▸ INPUT MATERIAL
###

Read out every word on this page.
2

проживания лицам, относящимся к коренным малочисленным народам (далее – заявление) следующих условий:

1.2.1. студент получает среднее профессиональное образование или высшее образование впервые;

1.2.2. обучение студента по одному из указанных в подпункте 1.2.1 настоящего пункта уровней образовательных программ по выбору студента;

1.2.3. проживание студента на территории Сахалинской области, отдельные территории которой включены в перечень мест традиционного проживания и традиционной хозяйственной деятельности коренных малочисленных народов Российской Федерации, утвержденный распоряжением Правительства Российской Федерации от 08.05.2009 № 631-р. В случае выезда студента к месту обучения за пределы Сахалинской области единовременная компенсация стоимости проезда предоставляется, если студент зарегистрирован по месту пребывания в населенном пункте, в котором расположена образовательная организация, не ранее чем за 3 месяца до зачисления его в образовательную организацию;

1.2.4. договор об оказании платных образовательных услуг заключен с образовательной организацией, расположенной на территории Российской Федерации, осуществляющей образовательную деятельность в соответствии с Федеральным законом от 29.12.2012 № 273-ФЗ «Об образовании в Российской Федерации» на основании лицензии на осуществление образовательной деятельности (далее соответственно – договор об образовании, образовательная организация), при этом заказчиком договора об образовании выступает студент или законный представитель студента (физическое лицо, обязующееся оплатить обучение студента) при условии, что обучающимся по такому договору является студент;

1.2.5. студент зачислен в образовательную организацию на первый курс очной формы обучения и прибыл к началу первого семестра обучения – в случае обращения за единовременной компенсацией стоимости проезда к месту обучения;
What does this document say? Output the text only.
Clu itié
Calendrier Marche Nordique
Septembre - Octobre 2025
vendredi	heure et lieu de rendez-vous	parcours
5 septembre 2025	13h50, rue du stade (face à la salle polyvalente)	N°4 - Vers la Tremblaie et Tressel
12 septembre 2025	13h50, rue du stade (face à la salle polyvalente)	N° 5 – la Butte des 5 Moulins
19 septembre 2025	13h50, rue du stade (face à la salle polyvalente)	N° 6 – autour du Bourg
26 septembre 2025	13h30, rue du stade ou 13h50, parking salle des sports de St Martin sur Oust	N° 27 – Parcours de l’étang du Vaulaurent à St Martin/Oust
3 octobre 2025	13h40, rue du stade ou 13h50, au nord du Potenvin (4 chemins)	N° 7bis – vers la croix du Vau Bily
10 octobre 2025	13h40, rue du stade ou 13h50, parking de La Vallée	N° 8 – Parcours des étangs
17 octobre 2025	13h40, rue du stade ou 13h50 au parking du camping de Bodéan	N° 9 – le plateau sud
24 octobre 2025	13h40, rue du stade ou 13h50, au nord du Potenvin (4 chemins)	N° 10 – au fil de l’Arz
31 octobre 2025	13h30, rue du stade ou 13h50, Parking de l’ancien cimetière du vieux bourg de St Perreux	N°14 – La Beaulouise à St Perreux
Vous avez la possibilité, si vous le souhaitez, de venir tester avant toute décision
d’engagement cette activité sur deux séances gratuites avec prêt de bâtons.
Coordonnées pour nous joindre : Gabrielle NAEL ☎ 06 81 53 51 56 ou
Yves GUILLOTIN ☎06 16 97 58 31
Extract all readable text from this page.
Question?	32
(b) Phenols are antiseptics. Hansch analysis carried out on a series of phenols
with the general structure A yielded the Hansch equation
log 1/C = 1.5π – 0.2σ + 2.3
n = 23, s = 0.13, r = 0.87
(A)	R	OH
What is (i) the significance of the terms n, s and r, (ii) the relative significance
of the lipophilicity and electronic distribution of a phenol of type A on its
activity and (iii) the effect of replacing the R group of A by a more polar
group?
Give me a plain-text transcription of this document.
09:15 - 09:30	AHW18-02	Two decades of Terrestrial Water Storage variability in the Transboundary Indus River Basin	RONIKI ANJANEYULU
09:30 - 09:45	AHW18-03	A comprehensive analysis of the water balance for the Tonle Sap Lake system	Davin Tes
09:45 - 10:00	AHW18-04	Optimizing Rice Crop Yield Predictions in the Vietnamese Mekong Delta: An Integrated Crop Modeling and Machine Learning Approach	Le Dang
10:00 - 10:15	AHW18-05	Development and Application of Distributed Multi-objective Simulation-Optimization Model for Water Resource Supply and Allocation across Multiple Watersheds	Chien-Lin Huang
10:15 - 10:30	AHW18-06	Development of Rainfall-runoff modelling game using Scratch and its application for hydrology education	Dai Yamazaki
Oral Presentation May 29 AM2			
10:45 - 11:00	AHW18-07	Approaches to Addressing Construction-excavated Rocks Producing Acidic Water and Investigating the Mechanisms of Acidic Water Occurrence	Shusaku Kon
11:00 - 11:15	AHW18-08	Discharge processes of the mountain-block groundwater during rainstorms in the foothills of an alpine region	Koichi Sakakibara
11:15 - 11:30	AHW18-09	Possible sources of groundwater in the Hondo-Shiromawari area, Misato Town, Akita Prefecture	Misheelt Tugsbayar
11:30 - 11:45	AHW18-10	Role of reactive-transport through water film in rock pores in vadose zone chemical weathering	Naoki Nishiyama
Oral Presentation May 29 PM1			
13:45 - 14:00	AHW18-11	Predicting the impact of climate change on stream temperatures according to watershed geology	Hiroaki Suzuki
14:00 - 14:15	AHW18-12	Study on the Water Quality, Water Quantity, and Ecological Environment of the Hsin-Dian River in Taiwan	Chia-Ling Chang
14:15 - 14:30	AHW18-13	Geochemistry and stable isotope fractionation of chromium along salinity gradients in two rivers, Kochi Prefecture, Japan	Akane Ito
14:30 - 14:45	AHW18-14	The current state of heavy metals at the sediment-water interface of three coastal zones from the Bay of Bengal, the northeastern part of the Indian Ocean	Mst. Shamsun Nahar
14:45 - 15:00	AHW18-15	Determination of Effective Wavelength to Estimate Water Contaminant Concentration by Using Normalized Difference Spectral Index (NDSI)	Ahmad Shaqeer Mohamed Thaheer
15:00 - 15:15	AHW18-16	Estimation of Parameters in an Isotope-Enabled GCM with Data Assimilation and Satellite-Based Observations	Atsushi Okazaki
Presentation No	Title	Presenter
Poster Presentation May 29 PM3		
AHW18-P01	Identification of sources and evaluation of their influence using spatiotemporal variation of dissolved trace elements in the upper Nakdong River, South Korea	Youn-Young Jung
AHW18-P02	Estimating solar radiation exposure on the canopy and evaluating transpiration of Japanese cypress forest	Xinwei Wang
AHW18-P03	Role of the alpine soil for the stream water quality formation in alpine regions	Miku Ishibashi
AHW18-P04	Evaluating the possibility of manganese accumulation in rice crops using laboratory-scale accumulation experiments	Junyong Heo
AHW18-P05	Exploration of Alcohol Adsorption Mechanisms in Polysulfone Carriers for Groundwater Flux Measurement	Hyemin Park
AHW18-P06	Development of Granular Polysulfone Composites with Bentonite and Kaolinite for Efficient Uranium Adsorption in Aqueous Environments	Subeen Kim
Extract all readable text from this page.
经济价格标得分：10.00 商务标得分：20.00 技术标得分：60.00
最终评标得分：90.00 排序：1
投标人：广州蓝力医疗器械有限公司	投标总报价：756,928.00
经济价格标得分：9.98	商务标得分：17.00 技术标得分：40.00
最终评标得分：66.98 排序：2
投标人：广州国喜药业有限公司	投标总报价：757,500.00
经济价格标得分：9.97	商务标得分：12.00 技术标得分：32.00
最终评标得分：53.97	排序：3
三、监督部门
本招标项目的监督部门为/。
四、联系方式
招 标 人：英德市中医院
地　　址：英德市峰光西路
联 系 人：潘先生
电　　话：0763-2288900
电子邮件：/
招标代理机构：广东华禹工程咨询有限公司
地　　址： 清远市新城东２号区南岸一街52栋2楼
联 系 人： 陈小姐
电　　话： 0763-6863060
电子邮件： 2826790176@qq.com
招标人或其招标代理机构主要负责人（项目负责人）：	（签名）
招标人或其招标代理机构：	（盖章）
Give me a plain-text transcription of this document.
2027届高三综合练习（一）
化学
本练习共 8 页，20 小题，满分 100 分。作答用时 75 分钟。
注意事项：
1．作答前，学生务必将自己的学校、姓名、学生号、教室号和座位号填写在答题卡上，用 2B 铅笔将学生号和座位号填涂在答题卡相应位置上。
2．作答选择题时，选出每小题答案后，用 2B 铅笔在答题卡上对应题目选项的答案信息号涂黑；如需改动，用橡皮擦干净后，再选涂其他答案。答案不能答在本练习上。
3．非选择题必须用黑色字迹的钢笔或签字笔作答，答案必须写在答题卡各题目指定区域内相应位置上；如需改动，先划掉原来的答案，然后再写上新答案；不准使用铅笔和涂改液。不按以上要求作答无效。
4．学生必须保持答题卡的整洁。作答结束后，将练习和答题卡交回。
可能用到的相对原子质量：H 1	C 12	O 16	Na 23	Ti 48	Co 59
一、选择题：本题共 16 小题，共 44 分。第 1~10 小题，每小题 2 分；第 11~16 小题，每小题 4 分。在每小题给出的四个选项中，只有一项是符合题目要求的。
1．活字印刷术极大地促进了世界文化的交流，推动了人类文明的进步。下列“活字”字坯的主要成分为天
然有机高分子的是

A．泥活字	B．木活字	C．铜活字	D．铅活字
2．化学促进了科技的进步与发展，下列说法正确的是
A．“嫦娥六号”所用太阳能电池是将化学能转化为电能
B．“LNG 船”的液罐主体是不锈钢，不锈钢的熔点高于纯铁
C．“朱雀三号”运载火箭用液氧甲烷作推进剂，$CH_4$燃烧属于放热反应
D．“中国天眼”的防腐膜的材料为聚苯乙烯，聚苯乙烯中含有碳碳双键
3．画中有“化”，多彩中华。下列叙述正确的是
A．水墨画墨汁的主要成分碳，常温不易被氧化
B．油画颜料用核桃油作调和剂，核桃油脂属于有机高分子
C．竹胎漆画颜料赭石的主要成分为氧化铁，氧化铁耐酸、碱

###

▸ TASK OBJECTIVE
Count the lines above that contain the word "Prefecture". Give only the number.

▸ RESPONSE BELOW
2